Given records –

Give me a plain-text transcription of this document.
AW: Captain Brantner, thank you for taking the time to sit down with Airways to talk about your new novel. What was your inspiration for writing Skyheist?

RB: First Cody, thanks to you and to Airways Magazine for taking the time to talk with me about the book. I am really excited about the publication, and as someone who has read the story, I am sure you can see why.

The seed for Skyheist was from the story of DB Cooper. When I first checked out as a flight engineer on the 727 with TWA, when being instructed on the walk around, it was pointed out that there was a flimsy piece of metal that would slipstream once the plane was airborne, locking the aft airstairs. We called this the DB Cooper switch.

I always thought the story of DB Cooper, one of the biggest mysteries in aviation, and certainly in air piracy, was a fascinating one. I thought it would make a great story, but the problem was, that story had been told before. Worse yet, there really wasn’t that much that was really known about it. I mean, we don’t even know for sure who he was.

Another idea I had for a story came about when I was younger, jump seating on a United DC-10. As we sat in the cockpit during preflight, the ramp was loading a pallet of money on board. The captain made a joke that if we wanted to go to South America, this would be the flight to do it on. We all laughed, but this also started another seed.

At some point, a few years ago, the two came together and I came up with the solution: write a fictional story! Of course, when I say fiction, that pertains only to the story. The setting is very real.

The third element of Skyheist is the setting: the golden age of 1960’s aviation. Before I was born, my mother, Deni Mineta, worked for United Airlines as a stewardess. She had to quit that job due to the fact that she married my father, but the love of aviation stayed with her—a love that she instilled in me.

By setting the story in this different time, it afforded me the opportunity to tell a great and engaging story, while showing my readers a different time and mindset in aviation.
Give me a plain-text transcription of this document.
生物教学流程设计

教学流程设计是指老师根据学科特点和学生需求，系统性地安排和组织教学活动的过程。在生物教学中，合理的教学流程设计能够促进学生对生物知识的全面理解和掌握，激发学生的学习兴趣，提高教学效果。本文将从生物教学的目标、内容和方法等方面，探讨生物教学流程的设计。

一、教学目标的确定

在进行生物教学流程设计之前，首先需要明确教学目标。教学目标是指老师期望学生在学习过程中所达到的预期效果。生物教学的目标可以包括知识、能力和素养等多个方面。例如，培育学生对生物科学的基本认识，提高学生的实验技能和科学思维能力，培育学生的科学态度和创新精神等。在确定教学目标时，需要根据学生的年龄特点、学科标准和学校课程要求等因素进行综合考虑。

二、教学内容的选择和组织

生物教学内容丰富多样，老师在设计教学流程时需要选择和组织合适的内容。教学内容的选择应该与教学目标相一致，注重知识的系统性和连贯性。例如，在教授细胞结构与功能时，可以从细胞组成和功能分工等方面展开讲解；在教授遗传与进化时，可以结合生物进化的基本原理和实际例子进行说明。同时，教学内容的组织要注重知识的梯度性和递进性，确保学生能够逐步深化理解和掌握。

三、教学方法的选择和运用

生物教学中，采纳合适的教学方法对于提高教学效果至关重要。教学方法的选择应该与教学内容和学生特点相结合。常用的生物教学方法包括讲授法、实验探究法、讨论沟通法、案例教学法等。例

Exercise details – Reproduce each line verbatim.

Finished task –
Give me a plain-text transcription of this document.
AW: Captain Brantner, thank you for taking the time to sit down with Airways to talk about your new novel. What was your inspiration for writing Skyheist?

RB: First Cody, thanks to you and to Airways Magazine for taking the time to talk with me about the book. I am really excited about the publication, and as someone who has read the story, I am sure you can see why.

The seed for Skyheist was from the story of DB Cooper. When I first checked out as a flight engineer on the 727 with TWA, when being instructed on the walk around, it was pointed out that there was a flimsy piece of metal that would slipstream once the plane was airborne, locking the aft airstairs. We called this the DB Cooper switch.

I always thought the story of DB Cooper, one of the biggest mysteries in aviation, and certainly in air piracy, was a fascinating one. I thought it would make a great story, but the problem was, that story had been told before. Worse yet, there really wasn’t that much that was really known about it. I mean, we don’t even know for sure who he was.

Another idea I had for a story came about when I was younger, jump seating on a United DC-10. As we sat in the cockpit during preflight, the ramp was loading a pallet of money on board. The captain made a joke that if we wanted to go to South America, this would be the flight to do it on. We all laughed, but this also started another seed.

At some point, a few years ago, the two came together and I came up with the solution: write a fictional story! Of course, when I say fiction, that pertains only to the story. The setting is very real.

The third element of Skyheist is the setting: the golden age of 1960’s aviation. Before I was born, my mother, Deni Mineta, worked for United Airlines as a stewardess. She had to quit that job due to the fact that she married my father, but the love of aviation stayed with her—a love that she instilled in me.

By setting the story in this different time, it afforded me the opportunity to tell a great and engaging story, while showing my readers a different time and mindset in aviation.
Give me a plain-text transcription of this document.
生物教学流程设计

教学流程设计是指老师根据学科特点和学生需求，系统性地安排和组织教学活动的过程。在生物教学中，合理的教学流程设计能够促进学生对生物知识的全面理解和掌握，激发学生的学习兴趣，提高教学效果。本文将从生物教学的目标、内容和方法等方面，探讨生物教学流程的设计。

一、教学目标的确定

在进行生物教学流程设计之前，首先需要明确教学目标。教学目标是指老师期望学生在学习过程中所达到的预期效果。生物教学的目标可以包括知识、能力和素养等多个方面。例如，培育学生对生物科学的基本认识，提高学生的实验技能和科学思维能力，培育学生的科学态度和创新精神等。在确定教学目标时，需要根据学生的年龄特点、学科标准和学校课程要求等因素进行综合考虑。

二、教学内容的选择和组织

生物教学内容丰富多样，老师在设计教学流程时需要选择和组织合适的内容。教学内容的选择应该与教学目标相一致，注重知识的系统性和连贯性。例如，在教授细胞结构与功能时，可以从细胞组成和功能分工等方面展开讲解；在教授遗传与进化时，可以结合生物进化的基本原理和实际例子进行说明。同时，教学内容的组织要注重知识的梯度性和递进性，确保学生能够逐步深化理解和掌握。

三、教学方法的选择和运用

生物教学中，采纳合适的教学方法对于提高教学效果至关重要。教学方法的选择应该与教学内容和学生特点相结合。常用的生物教学方法包括讲授法、实验探究法、讨论沟通法、案例教学法等。例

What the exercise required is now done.